## BEGIN

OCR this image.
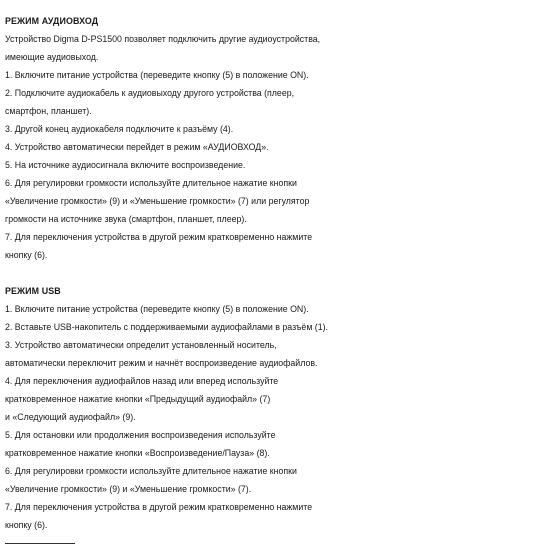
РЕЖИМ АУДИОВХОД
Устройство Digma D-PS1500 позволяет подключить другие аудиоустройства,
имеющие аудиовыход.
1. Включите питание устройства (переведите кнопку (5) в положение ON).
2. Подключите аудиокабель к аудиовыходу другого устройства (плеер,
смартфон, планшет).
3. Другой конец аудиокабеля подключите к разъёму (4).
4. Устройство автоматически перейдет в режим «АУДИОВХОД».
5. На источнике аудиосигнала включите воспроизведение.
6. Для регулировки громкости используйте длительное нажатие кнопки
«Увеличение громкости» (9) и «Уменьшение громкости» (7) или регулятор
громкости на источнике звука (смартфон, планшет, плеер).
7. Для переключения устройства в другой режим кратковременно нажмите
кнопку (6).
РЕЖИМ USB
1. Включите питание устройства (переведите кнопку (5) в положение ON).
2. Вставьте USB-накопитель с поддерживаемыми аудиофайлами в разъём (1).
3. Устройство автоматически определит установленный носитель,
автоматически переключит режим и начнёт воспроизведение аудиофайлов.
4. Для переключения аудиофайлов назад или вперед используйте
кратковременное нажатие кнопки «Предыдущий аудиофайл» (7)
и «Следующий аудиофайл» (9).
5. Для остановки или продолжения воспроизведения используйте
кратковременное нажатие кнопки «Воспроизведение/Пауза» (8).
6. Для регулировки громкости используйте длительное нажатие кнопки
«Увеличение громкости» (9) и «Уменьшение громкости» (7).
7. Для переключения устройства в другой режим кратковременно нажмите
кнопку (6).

## END

### What this task involves
Out of the preceding entries, pull every line containing the string "Увеличение".

### Exercise result
«Увеличение громкости» (9) и «Уменьшение громкости» (7) или регулятор
«Увеличение громкости» (9) и «Уменьшение громкости» (7).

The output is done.